Copy out each line of the material in which the word "Afficher" appears.

### [Dataset records]
▬▬▬▬▬▬

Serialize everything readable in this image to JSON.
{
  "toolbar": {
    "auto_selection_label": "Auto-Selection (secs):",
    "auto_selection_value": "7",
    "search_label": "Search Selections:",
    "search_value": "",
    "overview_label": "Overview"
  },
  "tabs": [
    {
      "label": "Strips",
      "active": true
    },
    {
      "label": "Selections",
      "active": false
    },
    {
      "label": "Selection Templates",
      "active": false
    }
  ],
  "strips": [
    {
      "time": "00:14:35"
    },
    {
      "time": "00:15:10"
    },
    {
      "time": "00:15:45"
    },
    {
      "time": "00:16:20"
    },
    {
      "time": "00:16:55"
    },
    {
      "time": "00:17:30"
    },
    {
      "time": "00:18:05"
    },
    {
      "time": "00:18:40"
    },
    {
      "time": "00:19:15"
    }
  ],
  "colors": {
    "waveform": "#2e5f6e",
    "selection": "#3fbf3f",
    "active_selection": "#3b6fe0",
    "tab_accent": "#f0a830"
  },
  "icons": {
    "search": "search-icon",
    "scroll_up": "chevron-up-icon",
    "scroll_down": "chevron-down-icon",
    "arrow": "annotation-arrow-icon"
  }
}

▬▬▬▬▬▬

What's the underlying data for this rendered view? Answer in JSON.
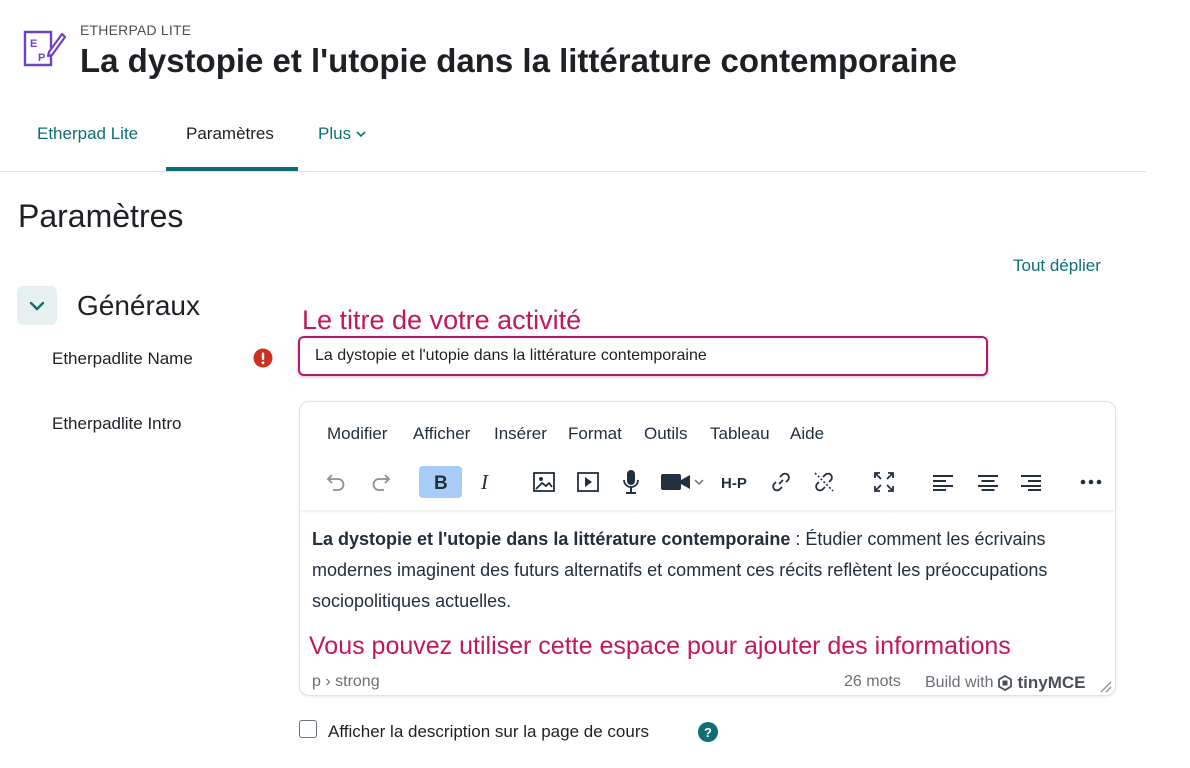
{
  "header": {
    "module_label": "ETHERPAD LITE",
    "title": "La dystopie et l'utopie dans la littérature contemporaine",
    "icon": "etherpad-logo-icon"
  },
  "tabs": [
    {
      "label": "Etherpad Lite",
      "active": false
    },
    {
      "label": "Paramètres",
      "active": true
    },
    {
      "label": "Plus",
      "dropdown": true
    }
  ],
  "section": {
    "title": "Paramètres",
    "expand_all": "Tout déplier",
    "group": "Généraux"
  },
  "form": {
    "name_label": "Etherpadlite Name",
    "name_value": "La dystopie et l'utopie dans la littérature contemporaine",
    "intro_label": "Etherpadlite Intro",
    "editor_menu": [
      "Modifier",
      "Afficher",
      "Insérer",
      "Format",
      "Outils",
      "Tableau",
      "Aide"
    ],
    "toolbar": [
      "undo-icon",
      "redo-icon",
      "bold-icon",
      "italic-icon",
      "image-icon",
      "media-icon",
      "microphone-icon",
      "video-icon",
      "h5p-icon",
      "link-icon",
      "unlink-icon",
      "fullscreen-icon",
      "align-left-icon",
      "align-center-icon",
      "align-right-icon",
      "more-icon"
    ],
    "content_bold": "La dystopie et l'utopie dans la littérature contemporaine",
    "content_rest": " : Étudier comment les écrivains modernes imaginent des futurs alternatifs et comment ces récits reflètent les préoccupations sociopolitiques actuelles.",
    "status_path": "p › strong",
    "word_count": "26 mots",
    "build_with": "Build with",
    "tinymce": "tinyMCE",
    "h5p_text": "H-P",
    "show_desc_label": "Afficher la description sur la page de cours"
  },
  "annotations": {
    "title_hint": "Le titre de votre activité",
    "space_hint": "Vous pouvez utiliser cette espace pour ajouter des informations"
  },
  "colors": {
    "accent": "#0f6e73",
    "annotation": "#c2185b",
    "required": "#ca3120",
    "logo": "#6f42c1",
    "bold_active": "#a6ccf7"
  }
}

▬▬▬▬▬▬

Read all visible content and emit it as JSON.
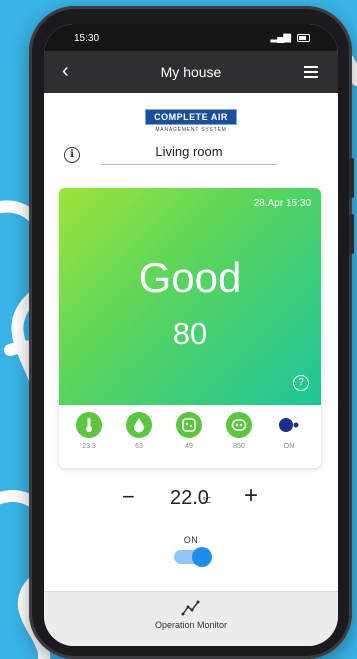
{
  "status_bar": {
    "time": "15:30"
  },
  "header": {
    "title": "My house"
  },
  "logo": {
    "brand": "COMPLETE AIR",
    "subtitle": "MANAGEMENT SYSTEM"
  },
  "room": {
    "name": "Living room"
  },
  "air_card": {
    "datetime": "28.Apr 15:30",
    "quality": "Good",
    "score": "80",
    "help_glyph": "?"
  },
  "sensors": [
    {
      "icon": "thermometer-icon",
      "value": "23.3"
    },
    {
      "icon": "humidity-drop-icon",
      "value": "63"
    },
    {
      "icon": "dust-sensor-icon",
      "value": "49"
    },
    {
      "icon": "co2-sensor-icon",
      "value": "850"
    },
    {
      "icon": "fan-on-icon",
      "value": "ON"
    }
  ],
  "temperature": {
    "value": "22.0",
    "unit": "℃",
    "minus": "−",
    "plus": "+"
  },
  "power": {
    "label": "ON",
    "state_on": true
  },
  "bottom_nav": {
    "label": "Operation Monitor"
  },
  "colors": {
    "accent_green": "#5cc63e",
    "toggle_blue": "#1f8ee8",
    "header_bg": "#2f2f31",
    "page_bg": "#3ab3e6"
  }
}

▬▬▬▬▬▬

### [The answer]
      "Afficher",
    "show_desc_label": "Afficher la description sur la page de cours"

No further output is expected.